Exercise instructions:
Answer with one number: how many lines have "November".

Items from a dataset:
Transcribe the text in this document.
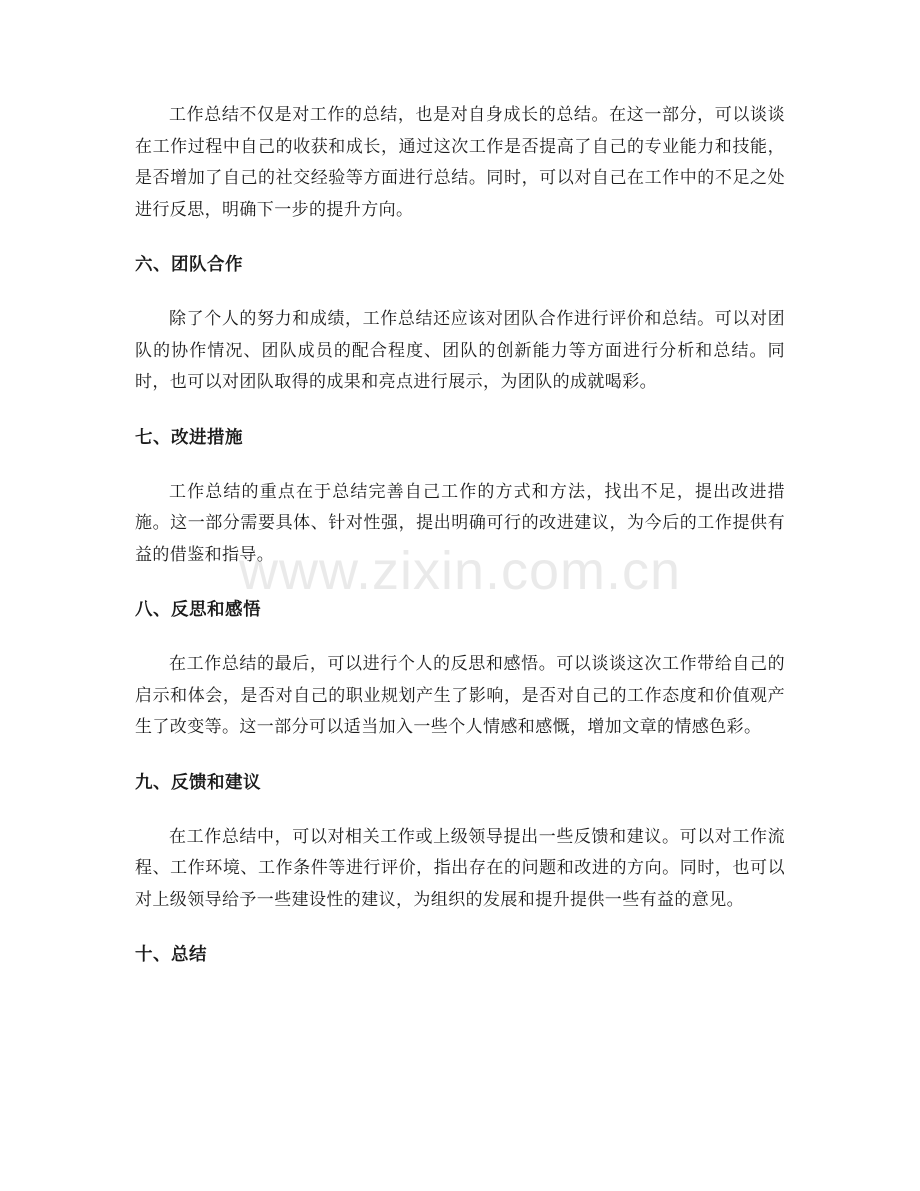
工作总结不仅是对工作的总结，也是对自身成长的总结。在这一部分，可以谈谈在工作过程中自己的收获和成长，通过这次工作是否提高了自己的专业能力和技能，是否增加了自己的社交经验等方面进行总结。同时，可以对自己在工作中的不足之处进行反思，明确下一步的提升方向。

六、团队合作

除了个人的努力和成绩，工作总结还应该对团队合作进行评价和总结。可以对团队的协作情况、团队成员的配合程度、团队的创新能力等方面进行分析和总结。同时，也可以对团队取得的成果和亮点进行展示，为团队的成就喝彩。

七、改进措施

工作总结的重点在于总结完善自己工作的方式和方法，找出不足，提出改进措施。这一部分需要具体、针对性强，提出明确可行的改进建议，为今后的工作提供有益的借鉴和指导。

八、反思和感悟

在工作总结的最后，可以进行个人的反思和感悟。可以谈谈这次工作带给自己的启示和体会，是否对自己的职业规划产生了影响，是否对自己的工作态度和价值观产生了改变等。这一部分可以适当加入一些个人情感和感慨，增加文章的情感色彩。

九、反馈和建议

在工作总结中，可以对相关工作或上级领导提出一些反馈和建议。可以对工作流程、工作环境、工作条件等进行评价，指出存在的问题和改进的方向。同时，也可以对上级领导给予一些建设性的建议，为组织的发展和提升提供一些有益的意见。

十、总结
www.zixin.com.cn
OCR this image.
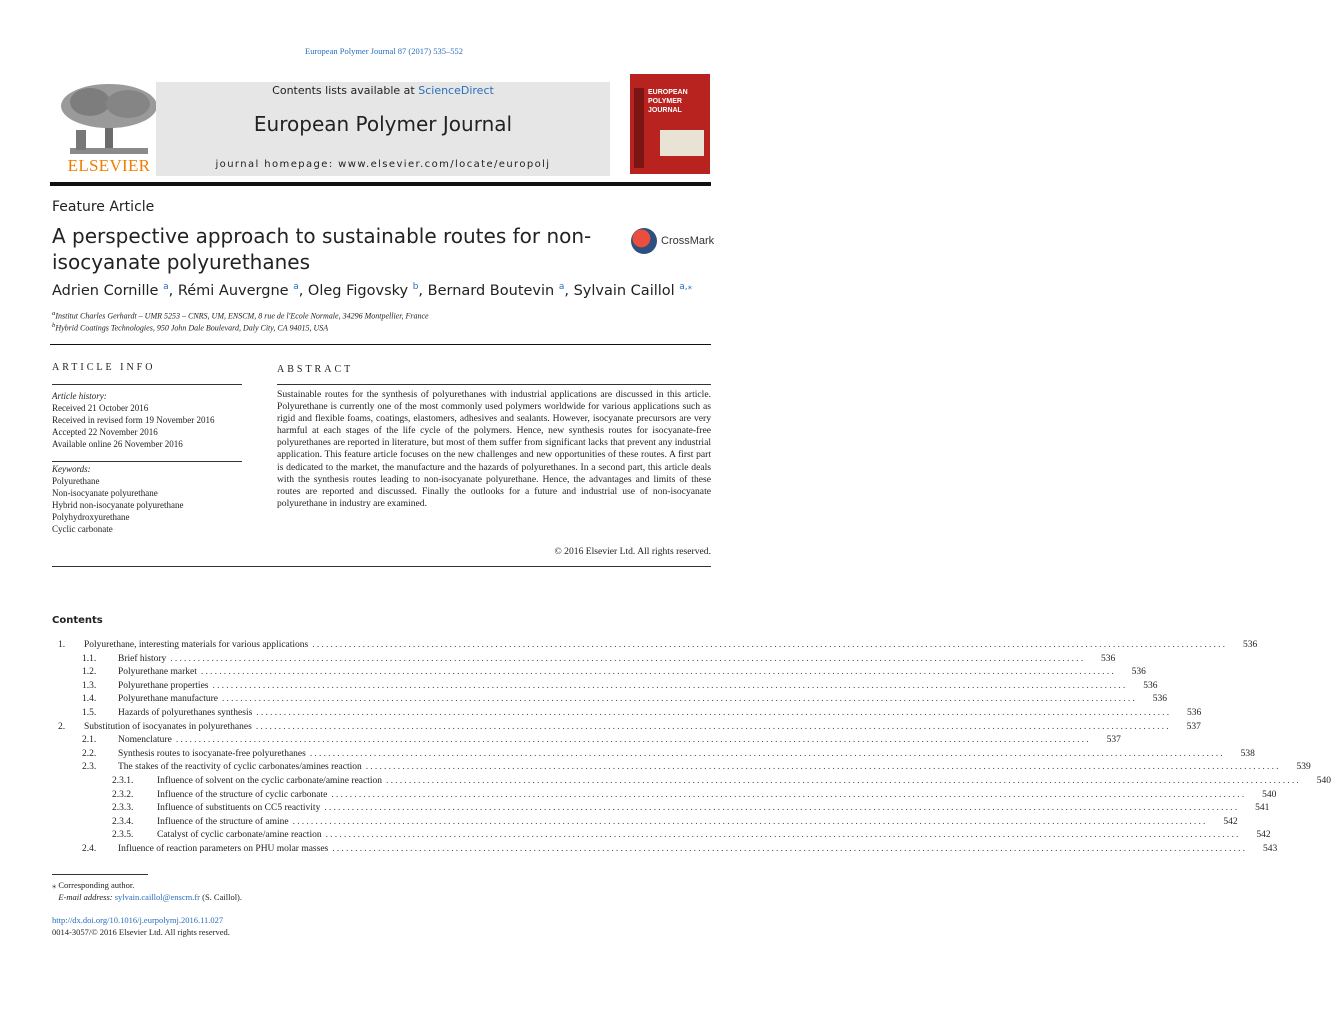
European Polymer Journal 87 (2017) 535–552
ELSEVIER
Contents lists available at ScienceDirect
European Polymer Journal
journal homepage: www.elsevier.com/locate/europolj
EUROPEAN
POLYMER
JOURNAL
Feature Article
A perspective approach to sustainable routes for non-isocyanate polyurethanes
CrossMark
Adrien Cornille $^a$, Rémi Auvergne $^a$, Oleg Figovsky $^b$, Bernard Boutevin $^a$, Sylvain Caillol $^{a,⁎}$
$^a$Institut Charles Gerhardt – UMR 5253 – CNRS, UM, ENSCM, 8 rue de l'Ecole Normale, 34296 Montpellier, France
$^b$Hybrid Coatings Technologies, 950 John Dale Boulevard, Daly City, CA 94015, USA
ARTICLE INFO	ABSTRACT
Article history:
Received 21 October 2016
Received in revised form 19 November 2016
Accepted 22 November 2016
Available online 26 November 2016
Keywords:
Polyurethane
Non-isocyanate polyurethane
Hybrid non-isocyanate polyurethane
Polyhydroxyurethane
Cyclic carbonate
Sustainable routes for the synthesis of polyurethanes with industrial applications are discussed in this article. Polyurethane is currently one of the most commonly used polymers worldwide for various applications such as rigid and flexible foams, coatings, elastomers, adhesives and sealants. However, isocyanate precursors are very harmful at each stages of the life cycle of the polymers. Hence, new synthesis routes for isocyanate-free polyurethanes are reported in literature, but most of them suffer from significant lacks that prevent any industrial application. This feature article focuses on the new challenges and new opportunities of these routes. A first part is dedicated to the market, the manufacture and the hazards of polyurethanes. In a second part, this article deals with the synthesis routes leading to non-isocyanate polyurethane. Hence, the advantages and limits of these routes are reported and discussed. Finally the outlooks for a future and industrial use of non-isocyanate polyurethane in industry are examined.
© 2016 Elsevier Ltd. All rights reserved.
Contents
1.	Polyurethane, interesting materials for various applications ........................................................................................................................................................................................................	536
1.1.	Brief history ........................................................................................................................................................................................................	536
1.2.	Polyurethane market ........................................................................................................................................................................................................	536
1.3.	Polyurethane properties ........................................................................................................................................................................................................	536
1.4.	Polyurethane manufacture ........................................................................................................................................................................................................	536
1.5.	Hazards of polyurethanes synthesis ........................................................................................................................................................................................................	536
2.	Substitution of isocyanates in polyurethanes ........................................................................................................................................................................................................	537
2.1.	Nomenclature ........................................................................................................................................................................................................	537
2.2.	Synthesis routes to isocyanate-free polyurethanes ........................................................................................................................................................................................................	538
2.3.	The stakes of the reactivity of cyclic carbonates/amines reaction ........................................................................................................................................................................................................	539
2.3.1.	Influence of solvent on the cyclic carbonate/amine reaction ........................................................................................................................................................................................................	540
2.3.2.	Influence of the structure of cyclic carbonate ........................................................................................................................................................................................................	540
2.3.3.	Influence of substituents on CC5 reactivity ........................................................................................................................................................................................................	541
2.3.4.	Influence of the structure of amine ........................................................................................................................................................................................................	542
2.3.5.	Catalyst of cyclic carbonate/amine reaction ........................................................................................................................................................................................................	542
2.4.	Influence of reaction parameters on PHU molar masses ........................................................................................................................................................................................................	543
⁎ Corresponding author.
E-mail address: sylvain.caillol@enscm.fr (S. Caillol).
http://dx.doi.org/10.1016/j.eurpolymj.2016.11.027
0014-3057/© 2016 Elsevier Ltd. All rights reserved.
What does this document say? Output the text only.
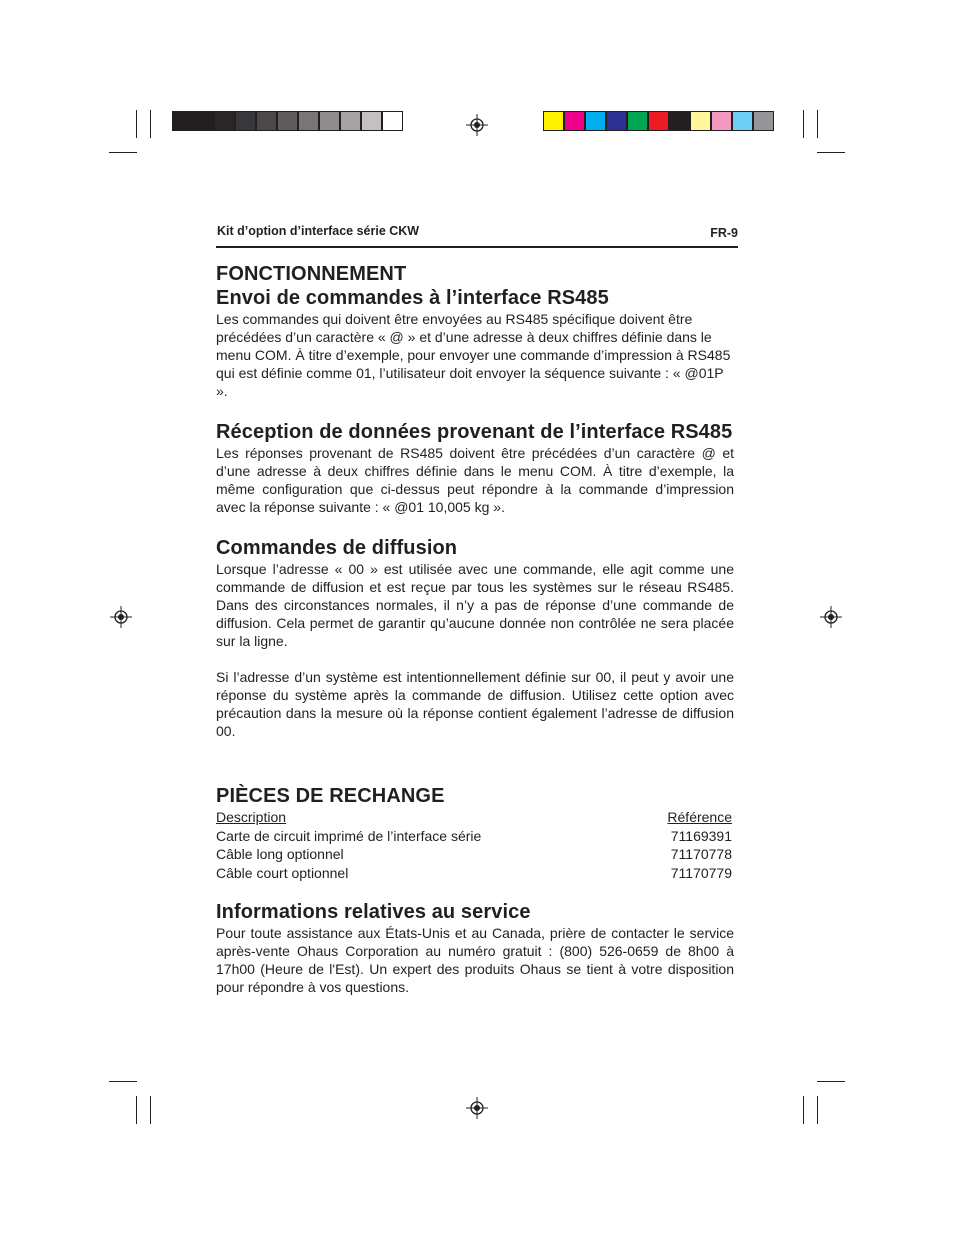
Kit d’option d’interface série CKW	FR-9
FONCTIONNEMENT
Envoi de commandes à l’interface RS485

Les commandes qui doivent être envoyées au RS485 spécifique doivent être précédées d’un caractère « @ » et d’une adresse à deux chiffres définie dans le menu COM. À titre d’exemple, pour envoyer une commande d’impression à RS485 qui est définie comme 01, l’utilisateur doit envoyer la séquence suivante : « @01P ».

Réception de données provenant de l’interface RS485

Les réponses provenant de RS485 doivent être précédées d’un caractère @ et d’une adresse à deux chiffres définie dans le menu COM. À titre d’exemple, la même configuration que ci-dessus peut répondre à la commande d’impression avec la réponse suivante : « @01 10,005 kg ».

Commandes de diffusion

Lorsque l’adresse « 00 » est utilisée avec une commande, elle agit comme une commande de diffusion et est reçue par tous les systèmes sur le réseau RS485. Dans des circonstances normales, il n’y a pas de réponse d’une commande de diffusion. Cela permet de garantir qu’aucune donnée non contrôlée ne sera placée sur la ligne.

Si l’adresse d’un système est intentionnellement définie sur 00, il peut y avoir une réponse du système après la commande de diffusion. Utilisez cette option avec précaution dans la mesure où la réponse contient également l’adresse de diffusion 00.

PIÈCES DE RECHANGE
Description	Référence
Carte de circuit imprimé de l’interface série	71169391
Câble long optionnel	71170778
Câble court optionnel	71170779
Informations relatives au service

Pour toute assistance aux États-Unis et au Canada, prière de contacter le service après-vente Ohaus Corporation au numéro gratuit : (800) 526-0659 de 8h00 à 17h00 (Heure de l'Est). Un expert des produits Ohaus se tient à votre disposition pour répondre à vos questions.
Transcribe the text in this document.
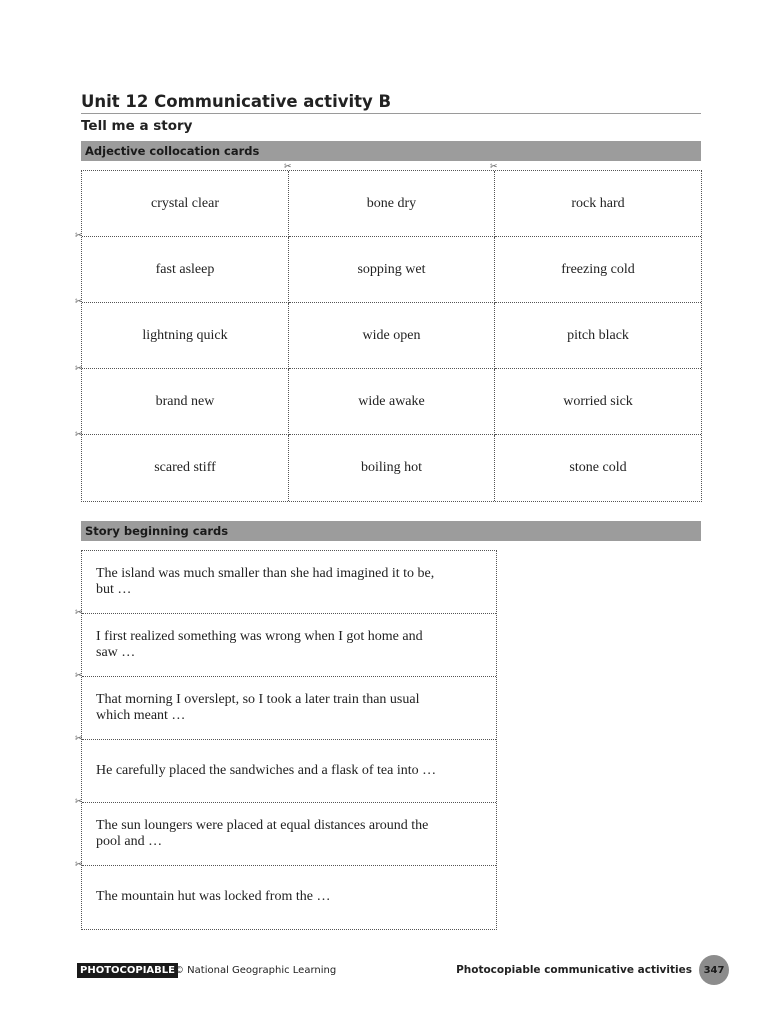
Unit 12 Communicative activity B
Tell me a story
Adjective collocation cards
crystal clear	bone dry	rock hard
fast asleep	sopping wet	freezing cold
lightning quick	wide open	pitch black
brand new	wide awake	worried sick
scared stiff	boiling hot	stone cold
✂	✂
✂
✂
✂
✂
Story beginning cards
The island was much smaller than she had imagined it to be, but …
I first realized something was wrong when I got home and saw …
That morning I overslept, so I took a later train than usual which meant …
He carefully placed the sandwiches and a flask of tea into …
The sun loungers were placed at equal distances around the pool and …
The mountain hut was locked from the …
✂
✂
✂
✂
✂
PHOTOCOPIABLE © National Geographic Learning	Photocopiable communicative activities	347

In response:
3